__Directive__:
List every line below containing "Қазақстанда".

__The records__:
--- --- ---

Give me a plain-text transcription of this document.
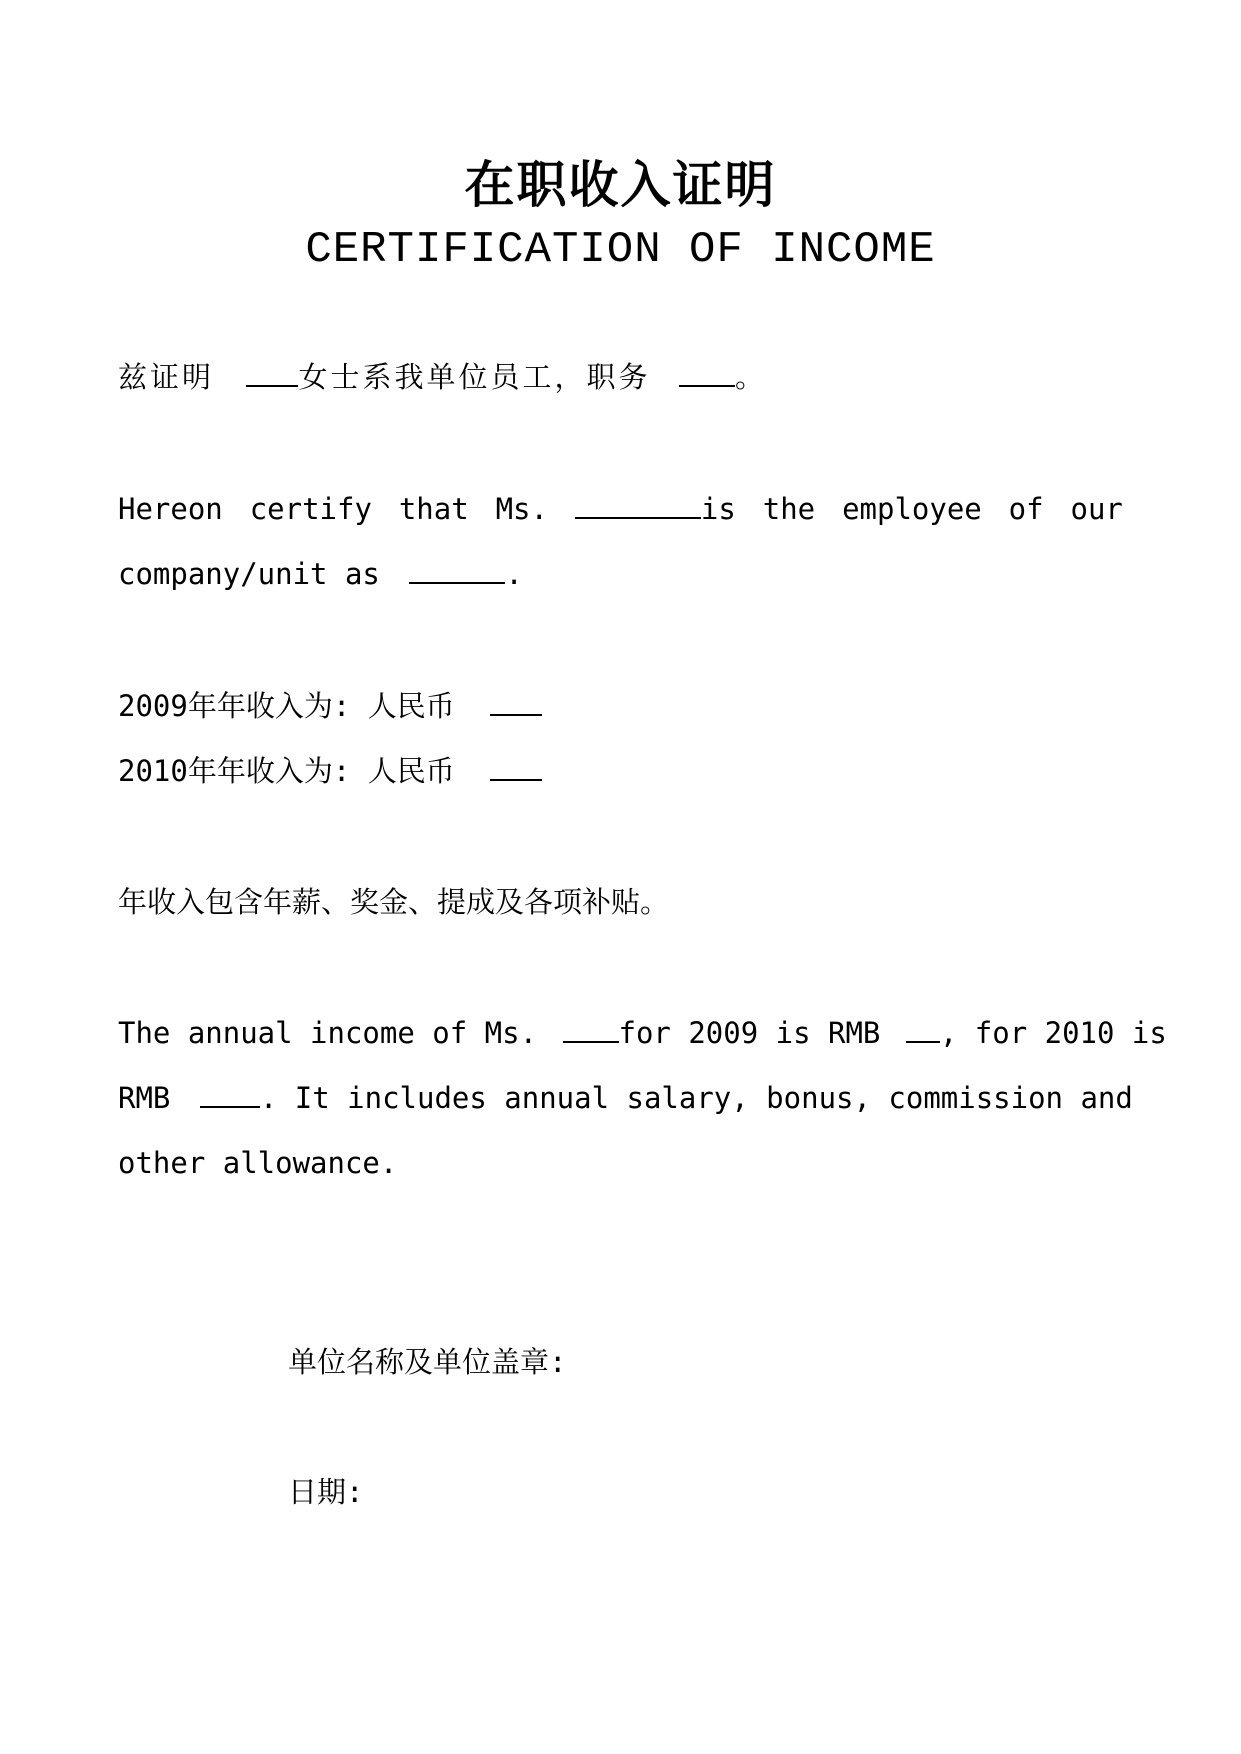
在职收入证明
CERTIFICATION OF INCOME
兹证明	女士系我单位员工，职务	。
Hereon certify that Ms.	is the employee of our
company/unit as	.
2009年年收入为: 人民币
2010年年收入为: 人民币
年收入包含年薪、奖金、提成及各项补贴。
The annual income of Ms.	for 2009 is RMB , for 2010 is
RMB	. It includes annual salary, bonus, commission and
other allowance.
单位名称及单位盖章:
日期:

--- --- ---

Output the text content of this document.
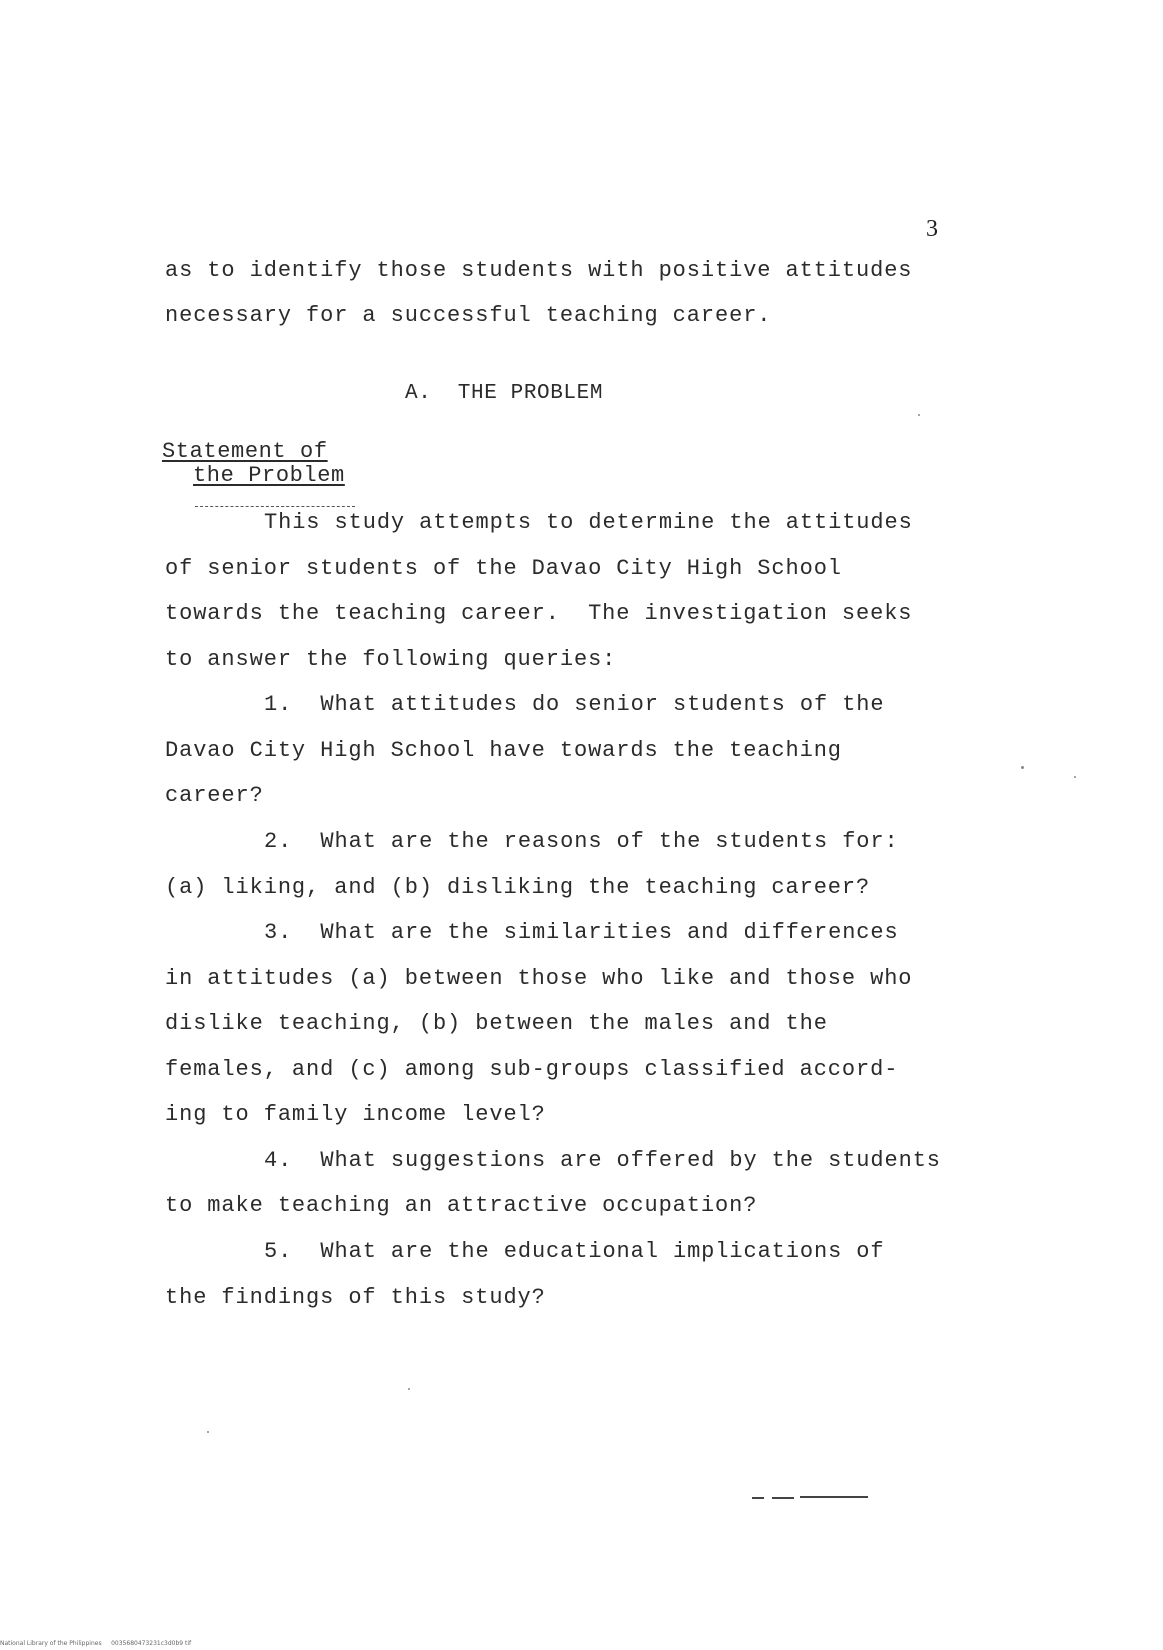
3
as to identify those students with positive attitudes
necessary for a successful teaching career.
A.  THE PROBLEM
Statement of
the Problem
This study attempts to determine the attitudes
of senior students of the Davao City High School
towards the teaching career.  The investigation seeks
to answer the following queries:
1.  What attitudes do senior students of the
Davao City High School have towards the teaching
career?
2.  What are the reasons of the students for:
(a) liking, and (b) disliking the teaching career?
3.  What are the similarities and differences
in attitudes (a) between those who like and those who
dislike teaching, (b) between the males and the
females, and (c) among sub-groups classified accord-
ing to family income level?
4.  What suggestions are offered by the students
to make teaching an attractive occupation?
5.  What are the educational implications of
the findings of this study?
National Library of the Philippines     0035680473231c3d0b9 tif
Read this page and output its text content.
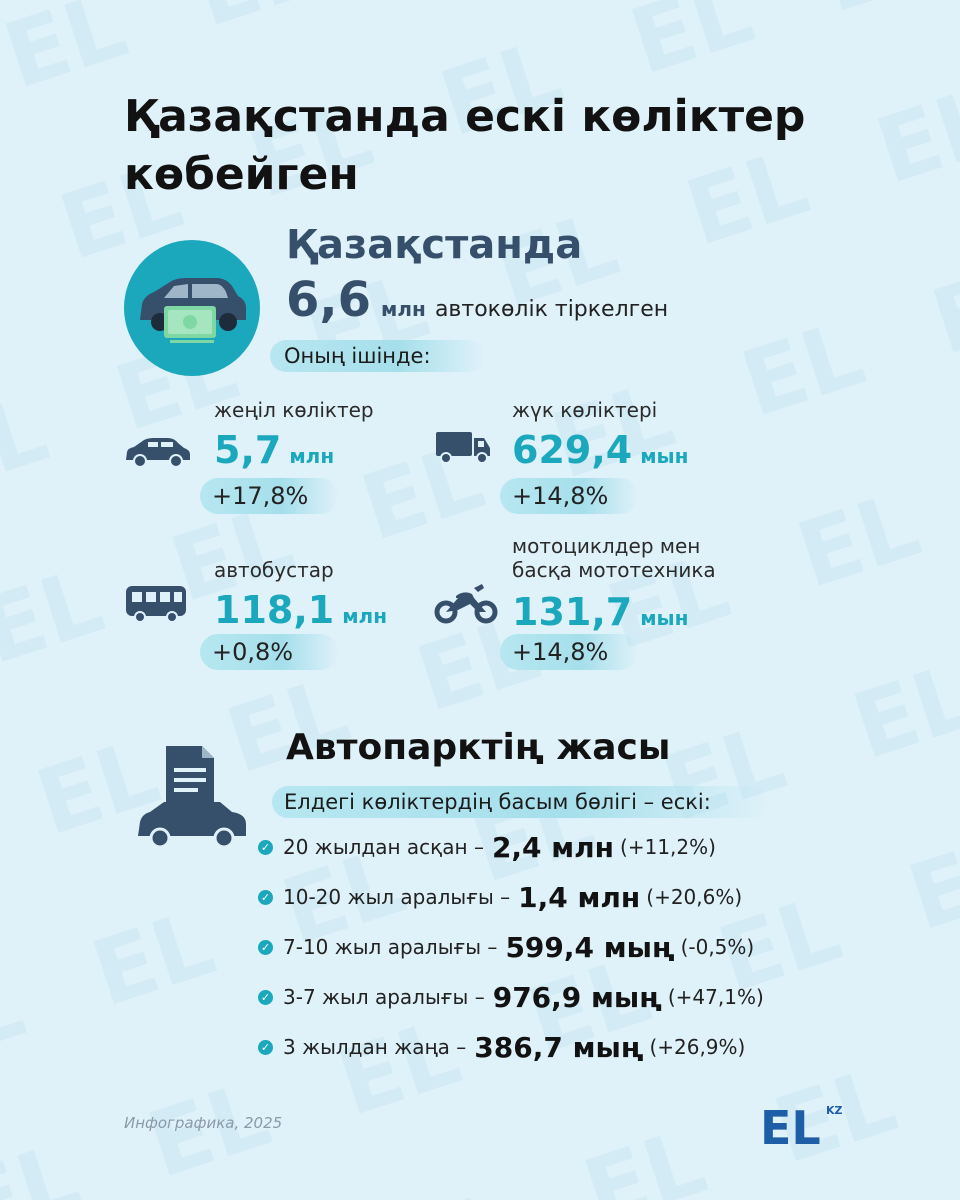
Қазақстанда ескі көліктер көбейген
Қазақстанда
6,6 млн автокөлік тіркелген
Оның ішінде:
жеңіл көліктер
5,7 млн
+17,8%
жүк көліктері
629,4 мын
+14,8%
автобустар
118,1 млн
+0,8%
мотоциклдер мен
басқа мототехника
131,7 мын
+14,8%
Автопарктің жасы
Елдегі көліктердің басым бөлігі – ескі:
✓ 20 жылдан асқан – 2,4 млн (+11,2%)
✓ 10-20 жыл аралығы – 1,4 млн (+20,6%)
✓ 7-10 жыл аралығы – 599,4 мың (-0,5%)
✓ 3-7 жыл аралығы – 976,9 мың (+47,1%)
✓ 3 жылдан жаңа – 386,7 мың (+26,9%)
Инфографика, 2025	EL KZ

--- --- ---

__Solution for this problem__:
Қазақстанда ескі көліктер көбейген
Қазақстанда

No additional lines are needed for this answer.